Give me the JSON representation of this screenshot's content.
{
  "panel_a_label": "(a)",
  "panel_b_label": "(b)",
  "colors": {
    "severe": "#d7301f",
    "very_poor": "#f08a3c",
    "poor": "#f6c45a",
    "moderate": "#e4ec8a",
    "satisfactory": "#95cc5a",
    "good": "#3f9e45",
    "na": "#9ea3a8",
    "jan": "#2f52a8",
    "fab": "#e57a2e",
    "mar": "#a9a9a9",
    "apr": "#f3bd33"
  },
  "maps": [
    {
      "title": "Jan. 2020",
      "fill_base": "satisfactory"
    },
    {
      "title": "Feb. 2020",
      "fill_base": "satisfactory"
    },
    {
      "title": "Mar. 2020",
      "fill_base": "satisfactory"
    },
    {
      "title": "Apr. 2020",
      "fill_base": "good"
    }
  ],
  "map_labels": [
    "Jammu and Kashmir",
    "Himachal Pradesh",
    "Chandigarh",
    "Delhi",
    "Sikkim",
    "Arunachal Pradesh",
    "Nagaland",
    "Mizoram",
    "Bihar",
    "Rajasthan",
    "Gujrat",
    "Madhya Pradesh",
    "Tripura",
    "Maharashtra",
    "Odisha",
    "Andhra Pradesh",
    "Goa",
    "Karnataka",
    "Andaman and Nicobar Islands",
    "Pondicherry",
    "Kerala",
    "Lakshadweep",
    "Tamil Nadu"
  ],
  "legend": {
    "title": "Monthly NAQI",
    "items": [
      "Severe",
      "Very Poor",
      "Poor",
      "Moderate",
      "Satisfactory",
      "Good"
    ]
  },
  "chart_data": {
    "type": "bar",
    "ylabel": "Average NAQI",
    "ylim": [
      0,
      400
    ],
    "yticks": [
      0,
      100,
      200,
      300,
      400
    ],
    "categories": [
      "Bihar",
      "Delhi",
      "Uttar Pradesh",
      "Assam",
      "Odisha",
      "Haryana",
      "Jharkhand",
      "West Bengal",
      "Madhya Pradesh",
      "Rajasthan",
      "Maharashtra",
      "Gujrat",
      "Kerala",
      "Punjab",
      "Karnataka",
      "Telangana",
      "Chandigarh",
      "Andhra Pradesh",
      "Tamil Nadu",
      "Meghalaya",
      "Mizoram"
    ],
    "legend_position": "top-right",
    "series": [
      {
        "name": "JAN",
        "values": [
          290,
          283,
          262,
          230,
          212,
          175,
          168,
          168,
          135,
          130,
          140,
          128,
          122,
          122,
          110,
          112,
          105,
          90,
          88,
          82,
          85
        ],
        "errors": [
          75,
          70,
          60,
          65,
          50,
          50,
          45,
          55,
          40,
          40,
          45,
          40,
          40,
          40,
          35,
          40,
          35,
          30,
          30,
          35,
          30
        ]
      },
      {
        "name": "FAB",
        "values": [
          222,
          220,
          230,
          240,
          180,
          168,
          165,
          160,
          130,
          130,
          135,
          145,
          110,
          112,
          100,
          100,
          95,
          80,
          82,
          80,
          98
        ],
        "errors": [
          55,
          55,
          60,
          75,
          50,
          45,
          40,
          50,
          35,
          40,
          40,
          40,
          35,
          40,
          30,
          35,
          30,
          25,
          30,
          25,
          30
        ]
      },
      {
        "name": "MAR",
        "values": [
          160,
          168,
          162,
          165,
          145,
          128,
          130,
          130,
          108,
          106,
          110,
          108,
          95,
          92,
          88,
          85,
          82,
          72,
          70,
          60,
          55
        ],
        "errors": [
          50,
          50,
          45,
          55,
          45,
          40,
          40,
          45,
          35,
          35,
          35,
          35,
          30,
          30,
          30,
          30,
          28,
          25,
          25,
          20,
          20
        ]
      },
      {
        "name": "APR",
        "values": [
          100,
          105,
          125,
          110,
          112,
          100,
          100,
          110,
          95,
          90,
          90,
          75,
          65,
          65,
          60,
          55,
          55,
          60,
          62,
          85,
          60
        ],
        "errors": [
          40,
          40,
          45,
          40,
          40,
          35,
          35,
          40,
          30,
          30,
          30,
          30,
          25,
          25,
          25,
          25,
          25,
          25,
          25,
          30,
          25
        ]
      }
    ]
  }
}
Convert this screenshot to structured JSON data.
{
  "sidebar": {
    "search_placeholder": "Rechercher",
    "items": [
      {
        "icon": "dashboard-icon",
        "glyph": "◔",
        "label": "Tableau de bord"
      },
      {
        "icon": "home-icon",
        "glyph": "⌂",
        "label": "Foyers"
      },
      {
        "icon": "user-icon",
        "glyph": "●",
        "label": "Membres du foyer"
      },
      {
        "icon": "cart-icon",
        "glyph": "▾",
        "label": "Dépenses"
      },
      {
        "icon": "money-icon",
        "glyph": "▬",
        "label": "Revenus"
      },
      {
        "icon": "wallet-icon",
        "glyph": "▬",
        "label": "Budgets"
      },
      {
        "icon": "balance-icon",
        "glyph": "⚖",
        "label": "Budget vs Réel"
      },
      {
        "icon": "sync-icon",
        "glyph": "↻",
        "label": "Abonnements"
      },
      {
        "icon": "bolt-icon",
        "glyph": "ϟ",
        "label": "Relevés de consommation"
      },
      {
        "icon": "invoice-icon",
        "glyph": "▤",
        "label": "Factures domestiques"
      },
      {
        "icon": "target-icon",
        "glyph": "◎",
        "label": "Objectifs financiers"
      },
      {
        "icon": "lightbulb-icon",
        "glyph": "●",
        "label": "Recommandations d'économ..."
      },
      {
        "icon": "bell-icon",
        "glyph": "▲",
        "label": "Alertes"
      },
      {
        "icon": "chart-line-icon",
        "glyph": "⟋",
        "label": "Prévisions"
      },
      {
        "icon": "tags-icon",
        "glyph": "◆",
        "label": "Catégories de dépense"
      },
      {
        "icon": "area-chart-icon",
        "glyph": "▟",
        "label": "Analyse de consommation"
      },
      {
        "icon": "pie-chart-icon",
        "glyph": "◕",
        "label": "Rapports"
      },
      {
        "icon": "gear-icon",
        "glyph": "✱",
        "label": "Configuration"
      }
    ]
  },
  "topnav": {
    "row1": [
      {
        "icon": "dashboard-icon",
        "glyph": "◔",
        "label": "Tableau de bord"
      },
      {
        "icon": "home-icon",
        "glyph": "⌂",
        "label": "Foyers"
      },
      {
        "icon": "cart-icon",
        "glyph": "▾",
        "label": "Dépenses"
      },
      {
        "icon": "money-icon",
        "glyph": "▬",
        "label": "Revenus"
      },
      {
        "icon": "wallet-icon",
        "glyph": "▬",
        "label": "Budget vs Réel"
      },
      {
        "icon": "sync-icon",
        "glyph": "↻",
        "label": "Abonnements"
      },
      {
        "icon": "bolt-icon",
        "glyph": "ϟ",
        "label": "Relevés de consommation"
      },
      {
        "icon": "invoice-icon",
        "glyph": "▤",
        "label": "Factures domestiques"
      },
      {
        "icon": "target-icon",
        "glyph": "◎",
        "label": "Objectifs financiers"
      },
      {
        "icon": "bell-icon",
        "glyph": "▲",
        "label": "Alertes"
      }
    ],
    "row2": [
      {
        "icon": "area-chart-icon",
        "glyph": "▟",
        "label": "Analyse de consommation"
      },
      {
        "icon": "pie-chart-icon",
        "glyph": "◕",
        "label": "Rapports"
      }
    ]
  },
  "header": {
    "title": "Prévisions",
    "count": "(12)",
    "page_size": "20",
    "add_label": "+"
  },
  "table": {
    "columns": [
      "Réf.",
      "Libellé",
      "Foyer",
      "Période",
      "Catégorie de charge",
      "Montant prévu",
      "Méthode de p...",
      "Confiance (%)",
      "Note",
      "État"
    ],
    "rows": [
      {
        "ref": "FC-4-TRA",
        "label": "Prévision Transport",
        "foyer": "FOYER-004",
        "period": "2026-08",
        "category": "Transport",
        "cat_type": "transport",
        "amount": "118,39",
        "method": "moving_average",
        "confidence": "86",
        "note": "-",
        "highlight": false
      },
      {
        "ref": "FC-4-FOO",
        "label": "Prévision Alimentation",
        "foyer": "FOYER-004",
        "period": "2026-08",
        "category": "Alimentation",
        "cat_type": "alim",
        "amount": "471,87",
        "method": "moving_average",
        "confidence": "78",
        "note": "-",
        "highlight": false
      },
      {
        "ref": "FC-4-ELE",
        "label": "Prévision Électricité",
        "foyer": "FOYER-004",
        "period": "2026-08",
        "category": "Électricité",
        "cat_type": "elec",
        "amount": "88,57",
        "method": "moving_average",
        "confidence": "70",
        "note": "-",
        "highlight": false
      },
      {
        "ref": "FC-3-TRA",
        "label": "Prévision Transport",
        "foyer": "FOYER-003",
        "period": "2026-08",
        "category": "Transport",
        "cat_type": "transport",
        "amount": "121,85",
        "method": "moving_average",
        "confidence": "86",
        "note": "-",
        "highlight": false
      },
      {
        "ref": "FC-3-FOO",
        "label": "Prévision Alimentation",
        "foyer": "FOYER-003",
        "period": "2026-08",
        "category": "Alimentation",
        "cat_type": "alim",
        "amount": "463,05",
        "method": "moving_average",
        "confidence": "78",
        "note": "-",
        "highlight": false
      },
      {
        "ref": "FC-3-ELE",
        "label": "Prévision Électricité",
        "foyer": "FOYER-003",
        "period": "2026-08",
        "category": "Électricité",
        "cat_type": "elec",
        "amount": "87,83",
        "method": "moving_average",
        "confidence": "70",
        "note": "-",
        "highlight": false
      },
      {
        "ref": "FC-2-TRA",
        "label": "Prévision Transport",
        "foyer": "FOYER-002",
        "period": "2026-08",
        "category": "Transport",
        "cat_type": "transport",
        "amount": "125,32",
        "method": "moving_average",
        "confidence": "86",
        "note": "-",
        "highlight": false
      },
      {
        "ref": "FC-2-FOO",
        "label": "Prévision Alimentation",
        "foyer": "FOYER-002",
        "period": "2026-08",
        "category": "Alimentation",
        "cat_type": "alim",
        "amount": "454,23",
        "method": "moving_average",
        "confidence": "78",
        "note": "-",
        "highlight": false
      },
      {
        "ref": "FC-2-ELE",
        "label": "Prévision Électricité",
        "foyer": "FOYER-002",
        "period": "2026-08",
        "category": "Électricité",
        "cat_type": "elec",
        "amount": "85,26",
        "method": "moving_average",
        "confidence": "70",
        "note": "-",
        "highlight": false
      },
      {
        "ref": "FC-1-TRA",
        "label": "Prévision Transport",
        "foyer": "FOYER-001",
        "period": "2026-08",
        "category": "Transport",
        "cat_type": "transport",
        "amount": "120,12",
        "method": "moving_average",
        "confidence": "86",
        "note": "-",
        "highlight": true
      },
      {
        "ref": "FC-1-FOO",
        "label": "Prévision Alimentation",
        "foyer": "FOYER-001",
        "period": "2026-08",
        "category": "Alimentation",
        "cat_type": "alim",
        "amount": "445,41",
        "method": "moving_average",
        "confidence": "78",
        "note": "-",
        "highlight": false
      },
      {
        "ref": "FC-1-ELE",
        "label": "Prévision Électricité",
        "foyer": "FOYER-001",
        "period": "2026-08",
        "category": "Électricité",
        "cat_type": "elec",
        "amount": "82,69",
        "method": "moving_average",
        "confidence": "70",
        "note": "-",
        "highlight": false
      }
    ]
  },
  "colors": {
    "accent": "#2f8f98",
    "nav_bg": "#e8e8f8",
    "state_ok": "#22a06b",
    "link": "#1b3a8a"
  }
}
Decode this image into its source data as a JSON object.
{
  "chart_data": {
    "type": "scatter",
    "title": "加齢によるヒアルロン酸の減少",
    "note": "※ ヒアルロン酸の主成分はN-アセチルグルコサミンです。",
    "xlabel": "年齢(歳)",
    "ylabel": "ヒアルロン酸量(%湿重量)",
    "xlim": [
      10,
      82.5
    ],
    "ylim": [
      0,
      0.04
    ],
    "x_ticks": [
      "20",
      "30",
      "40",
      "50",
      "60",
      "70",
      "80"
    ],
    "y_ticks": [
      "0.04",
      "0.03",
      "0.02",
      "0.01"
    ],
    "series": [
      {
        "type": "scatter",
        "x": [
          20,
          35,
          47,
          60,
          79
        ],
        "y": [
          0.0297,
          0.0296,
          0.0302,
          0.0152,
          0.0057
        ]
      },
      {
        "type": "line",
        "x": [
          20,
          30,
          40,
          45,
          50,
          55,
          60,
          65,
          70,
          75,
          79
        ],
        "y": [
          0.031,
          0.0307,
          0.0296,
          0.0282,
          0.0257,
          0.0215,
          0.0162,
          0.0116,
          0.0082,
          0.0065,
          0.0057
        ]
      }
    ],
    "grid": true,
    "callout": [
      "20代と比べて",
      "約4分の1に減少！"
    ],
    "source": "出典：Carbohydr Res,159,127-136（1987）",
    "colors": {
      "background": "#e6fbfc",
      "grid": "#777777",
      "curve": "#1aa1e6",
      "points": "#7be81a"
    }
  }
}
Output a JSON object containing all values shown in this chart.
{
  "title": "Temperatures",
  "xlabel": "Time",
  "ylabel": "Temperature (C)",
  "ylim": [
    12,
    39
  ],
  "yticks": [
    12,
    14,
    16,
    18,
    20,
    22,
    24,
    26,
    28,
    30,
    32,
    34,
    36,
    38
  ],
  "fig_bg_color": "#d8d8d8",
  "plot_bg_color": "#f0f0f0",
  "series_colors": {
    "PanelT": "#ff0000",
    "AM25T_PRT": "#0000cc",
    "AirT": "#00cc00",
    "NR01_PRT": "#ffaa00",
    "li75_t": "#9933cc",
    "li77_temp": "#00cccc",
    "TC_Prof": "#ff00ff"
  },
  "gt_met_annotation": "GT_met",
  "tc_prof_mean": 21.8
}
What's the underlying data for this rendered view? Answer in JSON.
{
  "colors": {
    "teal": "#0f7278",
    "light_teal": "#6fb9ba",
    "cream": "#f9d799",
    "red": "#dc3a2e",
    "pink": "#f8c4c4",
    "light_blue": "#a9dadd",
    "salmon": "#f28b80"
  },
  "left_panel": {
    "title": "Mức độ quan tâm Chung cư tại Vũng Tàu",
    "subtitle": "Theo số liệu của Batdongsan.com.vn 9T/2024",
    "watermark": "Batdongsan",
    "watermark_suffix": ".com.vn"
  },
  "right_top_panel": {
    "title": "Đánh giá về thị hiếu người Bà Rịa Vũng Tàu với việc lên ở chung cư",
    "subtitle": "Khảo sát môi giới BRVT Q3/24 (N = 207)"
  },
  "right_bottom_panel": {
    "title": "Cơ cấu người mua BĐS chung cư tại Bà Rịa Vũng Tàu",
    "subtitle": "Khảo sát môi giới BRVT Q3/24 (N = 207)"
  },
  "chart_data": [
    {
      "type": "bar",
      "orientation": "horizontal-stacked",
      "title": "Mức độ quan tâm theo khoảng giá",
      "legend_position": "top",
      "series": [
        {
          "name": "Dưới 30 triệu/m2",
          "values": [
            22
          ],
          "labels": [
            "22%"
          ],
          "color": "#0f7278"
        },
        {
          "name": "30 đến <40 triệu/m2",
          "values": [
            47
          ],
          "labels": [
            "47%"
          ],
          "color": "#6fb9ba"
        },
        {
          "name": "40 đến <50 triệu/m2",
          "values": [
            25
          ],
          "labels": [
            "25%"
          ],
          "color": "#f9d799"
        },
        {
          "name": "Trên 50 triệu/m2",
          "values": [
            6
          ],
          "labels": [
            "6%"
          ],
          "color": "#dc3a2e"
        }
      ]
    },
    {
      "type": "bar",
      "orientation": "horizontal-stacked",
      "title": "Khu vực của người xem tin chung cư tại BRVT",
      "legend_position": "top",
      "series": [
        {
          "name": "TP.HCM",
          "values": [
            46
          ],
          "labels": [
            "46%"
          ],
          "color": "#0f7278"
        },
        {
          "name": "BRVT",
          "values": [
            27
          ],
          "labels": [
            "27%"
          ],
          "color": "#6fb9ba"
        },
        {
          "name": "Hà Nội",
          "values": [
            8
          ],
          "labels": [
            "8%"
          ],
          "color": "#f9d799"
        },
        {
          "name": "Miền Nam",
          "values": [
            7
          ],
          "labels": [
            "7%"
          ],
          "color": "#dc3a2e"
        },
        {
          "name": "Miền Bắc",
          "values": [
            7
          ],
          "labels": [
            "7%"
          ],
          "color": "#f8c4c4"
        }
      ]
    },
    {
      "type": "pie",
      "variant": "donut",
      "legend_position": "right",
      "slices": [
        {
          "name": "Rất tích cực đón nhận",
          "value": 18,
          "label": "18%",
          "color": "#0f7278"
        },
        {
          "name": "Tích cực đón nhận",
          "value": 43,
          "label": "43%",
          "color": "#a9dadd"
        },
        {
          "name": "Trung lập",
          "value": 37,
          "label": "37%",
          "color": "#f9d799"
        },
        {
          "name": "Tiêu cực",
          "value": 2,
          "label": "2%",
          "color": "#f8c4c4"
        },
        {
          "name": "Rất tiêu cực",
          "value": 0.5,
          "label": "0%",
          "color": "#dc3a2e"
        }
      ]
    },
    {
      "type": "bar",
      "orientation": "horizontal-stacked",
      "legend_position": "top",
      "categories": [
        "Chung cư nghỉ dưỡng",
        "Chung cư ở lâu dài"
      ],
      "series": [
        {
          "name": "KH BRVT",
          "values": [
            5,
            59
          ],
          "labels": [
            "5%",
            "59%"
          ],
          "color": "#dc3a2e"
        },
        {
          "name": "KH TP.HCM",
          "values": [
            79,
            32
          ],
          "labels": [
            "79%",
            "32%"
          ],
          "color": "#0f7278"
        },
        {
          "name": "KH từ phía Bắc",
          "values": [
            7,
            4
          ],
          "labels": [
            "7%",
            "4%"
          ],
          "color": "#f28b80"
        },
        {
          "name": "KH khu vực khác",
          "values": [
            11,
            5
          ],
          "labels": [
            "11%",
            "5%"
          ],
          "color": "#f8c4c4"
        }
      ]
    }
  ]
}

§ **Exercise prompt**:
Pull out every line in the material above where "NAQI" occurs.

§ **Solution for this task**:
    "title": "Monthly NAQI",
    "ylabel": "Average NAQI",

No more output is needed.